• _Recorded information_:
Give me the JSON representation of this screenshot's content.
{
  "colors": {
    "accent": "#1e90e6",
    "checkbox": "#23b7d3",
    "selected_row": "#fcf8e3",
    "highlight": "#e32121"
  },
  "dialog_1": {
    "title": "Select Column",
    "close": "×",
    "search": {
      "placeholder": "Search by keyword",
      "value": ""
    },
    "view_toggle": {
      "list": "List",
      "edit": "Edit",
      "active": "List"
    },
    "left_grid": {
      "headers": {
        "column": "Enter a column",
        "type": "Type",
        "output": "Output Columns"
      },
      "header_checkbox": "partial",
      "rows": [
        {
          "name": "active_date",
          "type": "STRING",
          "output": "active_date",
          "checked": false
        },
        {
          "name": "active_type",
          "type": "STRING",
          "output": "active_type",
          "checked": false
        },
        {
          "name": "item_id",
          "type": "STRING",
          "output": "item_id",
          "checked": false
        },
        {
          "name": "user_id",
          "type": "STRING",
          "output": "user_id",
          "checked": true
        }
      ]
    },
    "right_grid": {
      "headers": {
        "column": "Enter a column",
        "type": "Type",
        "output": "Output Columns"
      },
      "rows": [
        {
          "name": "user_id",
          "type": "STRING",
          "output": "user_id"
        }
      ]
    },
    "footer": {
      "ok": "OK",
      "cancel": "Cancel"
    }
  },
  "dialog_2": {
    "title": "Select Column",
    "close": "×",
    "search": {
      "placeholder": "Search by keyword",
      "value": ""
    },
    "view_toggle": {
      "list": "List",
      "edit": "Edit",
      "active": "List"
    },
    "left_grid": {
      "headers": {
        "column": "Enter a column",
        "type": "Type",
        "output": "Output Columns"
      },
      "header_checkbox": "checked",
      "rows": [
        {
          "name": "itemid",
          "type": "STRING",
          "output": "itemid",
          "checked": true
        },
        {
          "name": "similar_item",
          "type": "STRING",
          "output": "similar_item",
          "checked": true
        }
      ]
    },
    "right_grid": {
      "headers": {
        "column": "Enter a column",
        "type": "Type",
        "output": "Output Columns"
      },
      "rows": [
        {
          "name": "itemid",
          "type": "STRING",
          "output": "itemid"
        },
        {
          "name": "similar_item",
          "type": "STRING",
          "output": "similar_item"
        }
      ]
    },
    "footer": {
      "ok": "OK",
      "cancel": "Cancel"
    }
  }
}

• _Goal of the exercise_: Transcribe the material exactly as it reads.

• _Answer to this exercise_:
Give me the JSON representation of this screenshot's content.
{
  "colors": {
    "accent": "#1e90e6",
    "checkbox": "#23b7d3",
    "selected_row": "#fcf8e3",
    "highlight": "#e32121"
  },
  "dialog_1": {
    "title": "Select Column",
    "close": "×",
    "search": {
      "placeholder": "Search by keyword",
      "value": ""
    },
    "view_toggle": {
      "list": "List",
      "edit": "Edit",
      "active": "List"
    },
    "left_grid": {
      "headers": {
        "column": "Enter a column",
        "type": "Type",
        "output": "Output Columns"
      },
      "header_checkbox": "partial",
      "rows": [
        {
          "name": "active_date",
          "type": "STRING",
          "output": "active_date",
          "checked": false
        },
        {
          "name": "active_type",
          "type": "STRING",
          "output": "active_type",
          "checked": false
        },
        {
          "name": "item_id",
          "type": "STRING",
          "output": "item_id",
          "checked": false
        },
        {
          "name": "user_id",
          "type": "STRING",
          "output": "user_id",
          "checked": true
        }
      ]
    },
    "right_grid": {
      "headers": {
        "column": "Enter a column",
        "type": "Type",
        "output": "Output Columns"
      },
      "rows": [
        {
          "name": "user_id",
          "type": "STRING",
          "output": "user_id"
        }
      ]
    },
    "footer": {
      "ok": "OK",
      "cancel": "Cancel"
    }
  },
  "dialog_2": {
    "title": "Select Column",
    "close": "×",
    "search": {
      "placeholder": "Search by keyword",
      "value": ""
    },
    "view_toggle": {
      "list": "List",
      "edit": "Edit",
      "active": "List"
    },
    "left_grid": {
      "headers": {
        "column": "Enter a column",
        "type": "Type",
        "output": "Output Columns"
      },
      "header_checkbox": "checked",
      "rows": [
        {
          "name": "itemid",
          "type": "STRING",
          "output": "itemid",
          "checked": true
        },
        {
          "name": "similar_item",
          "type": "STRING",
          "output": "similar_item",
          "checked": true
        }
      ]
    },
    "right_grid": {
      "headers": {
        "column": "Enter a column",
        "type": "Type",
        "output": "Output Columns"
      },
      "rows": [
        {
          "name": "itemid",
          "type": "STRING",
          "output": "itemid"
        },
        {
          "name": "similar_item",
          "type": "STRING",
          "output": "similar_item"
        }
      ]
    },
    "footer": {
      "ok": "OK",
      "cancel": "Cancel"
    }
  }
}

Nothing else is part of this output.